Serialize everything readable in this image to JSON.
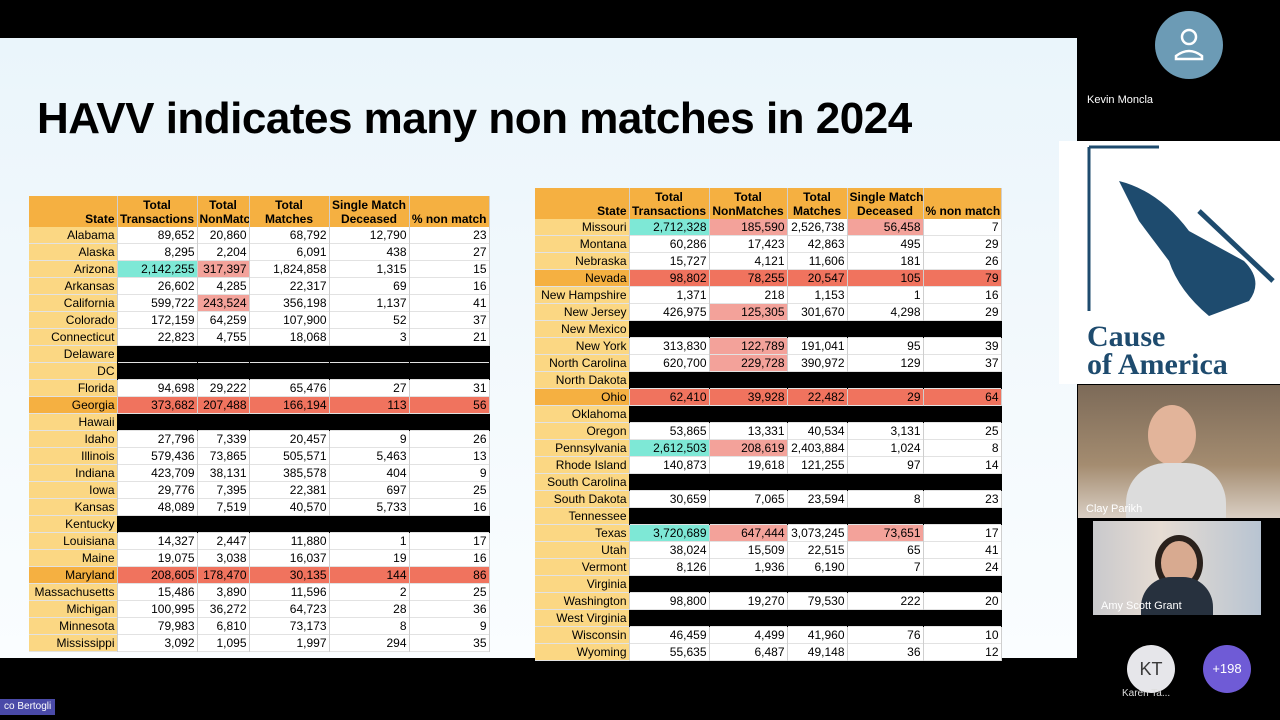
{
  "slide": {
    "title": "HAVV indicates many non matches in 2024"
  },
  "table_headers": {
    "state": "State",
    "total_transactions": [
      "Total",
      "Transactions"
    ],
    "total_nonmatches": [
      "Total",
      "NonMatches"
    ],
    "total_matches": [
      "Total",
      "Matches"
    ],
    "single_match_deceased": [
      "Single Match",
      "Deceased"
    ],
    "pct_non_match": "% non match"
  },
  "left_table": [
    {
      "state": "Alabama",
      "tt": "89,652",
      "tn": "20,860",
      "tm": "68,792",
      "sd": "12,790",
      "pct": "23"
    },
    {
      "state": "Alaska",
      "tt": "8,295",
      "tn": "2,204",
      "tm": "6,091",
      "sd": "438",
      "pct": "27"
    },
    {
      "state": "Arizona",
      "tt": "2,142,255",
      "tn": "317,397",
      "tm": "1,824,858",
      "sd": "1,315",
      "pct": "15",
      "hl": {
        "tt": "cyan",
        "tn": "pink"
      }
    },
    {
      "state": "Arkansas",
      "tt": "26,602",
      "tn": "4,285",
      "tm": "22,317",
      "sd": "69",
      "pct": "16"
    },
    {
      "state": "California",
      "tt": "599,722",
      "tn": "243,524",
      "tm": "356,198",
      "sd": "1,137",
      "pct": "41",
      "hl": {
        "tn": "pink"
      }
    },
    {
      "state": "Colorado",
      "tt": "172,159",
      "tn": "64,259",
      "tm": "107,900",
      "sd": "52",
      "pct": "37"
    },
    {
      "state": "Connecticut",
      "tt": "22,823",
      "tn": "4,755",
      "tm": "18,068",
      "sd": "3",
      "pct": "21"
    },
    {
      "state": "Delaware",
      "black": true
    },
    {
      "state": "DC",
      "black": true
    },
    {
      "state": "Florida",
      "tt": "94,698",
      "tn": "29,222",
      "tm": "65,476",
      "sd": "27",
      "pct": "31"
    },
    {
      "state": "Georgia",
      "tt": "373,682",
      "tn": "207,488",
      "tm": "166,194",
      "sd": "113",
      "pct": "56",
      "red": true
    },
    {
      "state": "Hawaii",
      "black": true
    },
    {
      "state": "Idaho",
      "tt": "27,796",
      "tn": "7,339",
      "tm": "20,457",
      "sd": "9",
      "pct": "26"
    },
    {
      "state": "Illinois",
      "tt": "579,436",
      "tn": "73,865",
      "tm": "505,571",
      "sd": "5,463",
      "pct": "13"
    },
    {
      "state": "Indiana",
      "tt": "423,709",
      "tn": "38,131",
      "tm": "385,578",
      "sd": "404",
      "pct": "9"
    },
    {
      "state": "Iowa",
      "tt": "29,776",
      "tn": "7,395",
      "tm": "22,381",
      "sd": "697",
      "pct": "25"
    },
    {
      "state": "Kansas",
      "tt": "48,089",
      "tn": "7,519",
      "tm": "40,570",
      "sd": "5,733",
      "pct": "16"
    },
    {
      "state": "Kentucky",
      "black": true
    },
    {
      "state": "Louisiana",
      "tt": "14,327",
      "tn": "2,447",
      "tm": "11,880",
      "sd": "1",
      "pct": "17"
    },
    {
      "state": "Maine",
      "tt": "19,075",
      "tn": "3,038",
      "tm": "16,037",
      "sd": "19",
      "pct": "16"
    },
    {
      "state": "Maryland",
      "tt": "208,605",
      "tn": "178,470",
      "tm": "30,135",
      "sd": "144",
      "pct": "86",
      "red": true
    },
    {
      "state": "Massachusetts",
      "tt": "15,486",
      "tn": "3,890",
      "tm": "11,596",
      "sd": "2",
      "pct": "25"
    },
    {
      "state": "Michigan",
      "tt": "100,995",
      "tn": "36,272",
      "tm": "64,723",
      "sd": "28",
      "pct": "36"
    },
    {
      "state": "Minnesota",
      "tt": "79,983",
      "tn": "6,810",
      "tm": "73,173",
      "sd": "8",
      "pct": "9"
    },
    {
      "state": "Mississippi",
      "tt": "3,092",
      "tn": "1,095",
      "tm": "1,997",
      "sd": "294",
      "pct": "35"
    }
  ],
  "right_table": [
    {
      "state": "Missouri",
      "tt": "2,712,328",
      "tn": "185,590",
      "tm": "2,526,738",
      "sd": "56,458",
      "pct": "7",
      "hl": {
        "tt": "cyan",
        "tn": "pink",
        "sd": "pink"
      }
    },
    {
      "state": "Montana",
      "tt": "60,286",
      "tn": "17,423",
      "tm": "42,863",
      "sd": "495",
      "pct": "29"
    },
    {
      "state": "Nebraska",
      "tt": "15,727",
      "tn": "4,121",
      "tm": "11,606",
      "sd": "181",
      "pct": "26"
    },
    {
      "state": "Nevada",
      "tt": "98,802",
      "tn": "78,255",
      "tm": "20,547",
      "sd": "105",
      "pct": "79",
      "red": true
    },
    {
      "state": "New Hampshire",
      "tt": "1,371",
      "tn": "218",
      "tm": "1,153",
      "sd": "1",
      "pct": "16"
    },
    {
      "state": "New Jersey",
      "tt": "426,975",
      "tn": "125,305",
      "tm": "301,670",
      "sd": "4,298",
      "pct": "29",
      "hl": {
        "tn": "pink"
      }
    },
    {
      "state": "New Mexico",
      "black": true
    },
    {
      "state": "New York",
      "tt": "313,830",
      "tn": "122,789",
      "tm": "191,041",
      "sd": "95",
      "pct": "39",
      "hl": {
        "tn": "pink"
      }
    },
    {
      "state": "North Carolina",
      "tt": "620,700",
      "tn": "229,728",
      "tm": "390,972",
      "sd": "129",
      "pct": "37",
      "hl": {
        "tn": "pink"
      }
    },
    {
      "state": "North Dakota",
      "black": true
    },
    {
      "state": "Ohio",
      "tt": "62,410",
      "tn": "39,928",
      "tm": "22,482",
      "sd": "29",
      "pct": "64",
      "red": true
    },
    {
      "state": "Oklahoma",
      "black": true
    },
    {
      "state": "Oregon",
      "tt": "53,865",
      "tn": "13,331",
      "tm": "40,534",
      "sd": "3,131",
      "pct": "25"
    },
    {
      "state": "Pennsylvania",
      "tt": "2,612,503",
      "tn": "208,619",
      "tm": "2,403,884",
      "sd": "1,024",
      "pct": "8",
      "hl": {
        "tt": "cyan",
        "tn": "pink"
      }
    },
    {
      "state": "Rhode Island",
      "tt": "140,873",
      "tn": "19,618",
      "tm": "121,255",
      "sd": "97",
      "pct": "14"
    },
    {
      "state": "South Carolina",
      "black": true
    },
    {
      "state": "South Dakota",
      "tt": "30,659",
      "tn": "7,065",
      "tm": "23,594",
      "sd": "8",
      "pct": "23"
    },
    {
      "state": "Tennessee",
      "black": true
    },
    {
      "state": "Texas",
      "tt": "3,720,689",
      "tn": "647,444",
      "tm": "3,073,245",
      "sd": "73,651",
      "pct": "17",
      "hl": {
        "tt": "cyan",
        "tn": "pink",
        "sd": "pink"
      }
    },
    {
      "state": "Utah",
      "tt": "38,024",
      "tn": "15,509",
      "tm": "22,515",
      "sd": "65",
      "pct": "41"
    },
    {
      "state": "Vermont",
      "tt": "8,126",
      "tn": "1,936",
      "tm": "6,190",
      "sd": "7",
      "pct": "24"
    },
    {
      "state": "Virginia",
      "black": true
    },
    {
      "state": "Washington",
      "tt": "98,800",
      "tn": "19,270",
      "tm": "79,530",
      "sd": "222",
      "pct": "20"
    },
    {
      "state": "West Virginia",
      "black": true
    },
    {
      "state": "Wisconsin",
      "tt": "46,459",
      "tn": "4,499",
      "tm": "41,960",
      "sd": "76",
      "pct": "10"
    },
    {
      "state": "Wyoming",
      "tt": "55,635",
      "tn": "6,487",
      "tm": "49,148",
      "sd": "36",
      "pct": "12"
    }
  ],
  "participants": {
    "kevin": {
      "name": "Kevin Moncla"
    },
    "logo": {
      "line1": "Cause",
      "line2": "of America"
    },
    "clay": {
      "name": "Clay Parikh"
    },
    "amy": {
      "name": "Amy Scott Grant"
    },
    "karen": {
      "initials": "KT",
      "name": "Karen Ta..."
    },
    "more": {
      "label": "+198"
    },
    "presenter": {
      "name": "co Bertogli"
    }
  }
}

------

REQUIRED WORK
Scan the material above for the string "Carolina" and return the lines that hold it.

SOLUTION BELOW
      "state": "North Carolina",
      "state": "South Carolina",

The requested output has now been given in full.